TASK TO CARRY OUT:
From the entries below, report how many lines contain the string "values". Give only that number.
--------
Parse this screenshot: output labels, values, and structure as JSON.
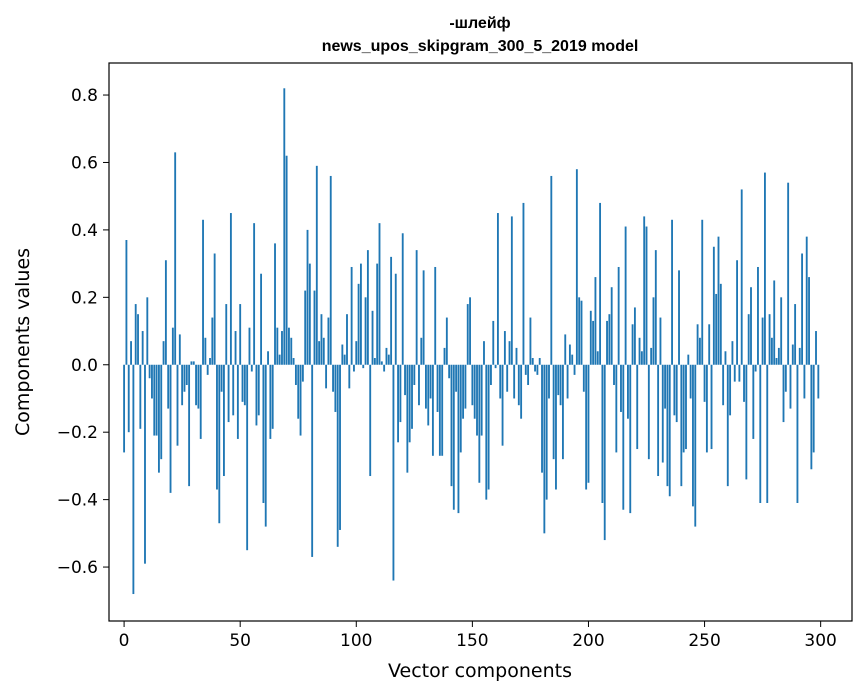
{
  "chart_data": {
    "type": "bar",
    "title_line1": "-шлейф",
    "title_line2": "news_upos_skipgram_300_5_2019 model",
    "xlabel": "Vector components",
    "ylabel": "Components values",
    "xlim": [
      -6.5,
      313.5
    ],
    "ylim": [
      -0.76,
      0.895
    ],
    "x_ticks": [
      0,
      50,
      100,
      150,
      200,
      250,
      300
    ],
    "x_tick_labels": [
      "0",
      "50",
      "100",
      "150",
      "200",
      "250",
      "300"
    ],
    "y_ticks": [
      -0.6,
      -0.4,
      -0.2,
      0.0,
      0.2,
      0.4,
      0.6,
      0.8
    ],
    "y_tick_labels": [
      "−0.6",
      "−0.4",
      "−0.2",
      "0.0",
      "0.2",
      "0.4",
      "0.6",
      "0.8"
    ],
    "grid": false,
    "bar_color": "#1f77b4",
    "values": [
      -0.26,
      0.37,
      -0.2,
      0.07,
      -0.68,
      0.18,
      0.15,
      -0.19,
      0.1,
      -0.59,
      0.2,
      -0.04,
      -0.1,
      -0.21,
      -0.21,
      -0.32,
      -0.28,
      0.07,
      0.31,
      -0.13,
      -0.38,
      0.11,
      0.63,
      -0.24,
      0.09,
      -0.12,
      -0.08,
      -0.06,
      -0.36,
      0.01,
      0.01,
      -0.12,
      -0.13,
      -0.22,
      0.43,
      0.08,
      -0.03,
      0.02,
      0.14,
      0.33,
      -0.37,
      -0.47,
      -0.08,
      -0.33,
      0.18,
      -0.17,
      0.45,
      -0.15,
      0.1,
      -0.22,
      0.18,
      -0.11,
      -0.12,
      -0.55,
      0.11,
      -0.02,
      0.42,
      -0.18,
      -0.15,
      0.27,
      -0.41,
      -0.48,
      0.04,
      -0.22,
      -0.19,
      0.36,
      0.11,
      0.03,
      0.1,
      0.82,
      0.62,
      0.11,
      0.08,
      0.02,
      -0.06,
      -0.16,
      -0.21,
      -0.05,
      0.22,
      0.4,
      0.3,
      -0.57,
      0.22,
      0.59,
      0.07,
      0.15,
      0.08,
      -0.07,
      0.14,
      0.56,
      -0.08,
      -0.14,
      -0.54,
      -0.49,
      0.06,
      0.03,
      0.15,
      -0.07,
      0.29,
      -0.02,
      0.07,
      0.24,
      0.3,
      -0.01,
      0.2,
      0.34,
      -0.33,
      0.16,
      0.02,
      0.3,
      0.42,
      0.01,
      -0.02,
      0.05,
      0.03,
      0.32,
      -0.64,
      0.27,
      -0.23,
      -0.17,
      0.39,
      -0.09,
      -0.32,
      -0.23,
      -0.19,
      -0.06,
      0.34,
      -0.12,
      0.08,
      0.28,
      -0.13,
      -0.18,
      -0.1,
      -0.27,
      0.29,
      -0.14,
      -0.27,
      -0.27,
      0.05,
      0.14,
      -0.04,
      -0.36,
      -0.43,
      -0.08,
      -0.44,
      -0.26,
      -0.16,
      -0.13,
      0.18,
      0.2,
      -0.12,
      -0.16,
      -0.21,
      -0.35,
      -0.21,
      0.07,
      -0.4,
      -0.37,
      -0.06,
      0.13,
      -0.01,
      0.45,
      -0.1,
      -0.24,
      0.1,
      -0.08,
      0.07,
      0.44,
      -0.1,
      0.05,
      -0.12,
      -0.16,
      0.48,
      -0.03,
      -0.06,
      0.14,
      0.02,
      -0.02,
      -0.03,
      0.02,
      -0.32,
      -0.5,
      -0.4,
      -0.1,
      0.56,
      -0.28,
      -0.37,
      -0.09,
      -0.12,
      -0.28,
      0.09,
      -0.1,
      0.06,
      0.03,
      -0.03,
      0.58,
      0.2,
      0.19,
      -0.08,
      -0.37,
      -0.35,
      0.16,
      0.13,
      0.26,
      0.04,
      0.48,
      -0.41,
      -0.52,
      0.13,
      0.15,
      0.23,
      -0.06,
      -0.26,
      0.29,
      -0.14,
      -0.43,
      0.41,
      -0.16,
      -0.44,
      0.12,
      0.17,
      -0.25,
      0.08,
      0.04,
      0.44,
      0.41,
      -0.28,
      0.05,
      0.2,
      0.34,
      -0.33,
      0.14,
      -0.29,
      -0.13,
      -0.36,
      -0.39,
      0.43,
      -0.15,
      -0.17,
      0.28,
      -0.36,
      -0.26,
      -0.25,
      0.03,
      -0.1,
      -0.42,
      -0.48,
      0.12,
      0.08,
      0.43,
      -0.11,
      -0.26,
      0.12,
      -0.25,
      0.35,
      0.21,
      0.38,
      0.24,
      -0.12,
      0.04,
      -0.36,
      -0.15,
      0.07,
      -0.05,
      0.31,
      -0.05,
      0.52,
      -0.11,
      -0.34,
      0.15,
      0.23,
      -0.22,
      -0.02,
      0.29,
      -0.41,
      0.14,
      0.57,
      -0.41,
      0.15,
      0.08,
      0.25,
      0.02,
      0.05,
      0.2,
      -0.17,
      -0.08,
      0.54,
      -0.13,
      0.06,
      0.18,
      -0.41,
      0.05,
      0.33,
      -0.1,
      0.38,
      0.26,
      -0.31,
      -0.26,
      0.1,
      -0.1
    ]
  }
}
--------
RESULT OF THE EXERCISE:
3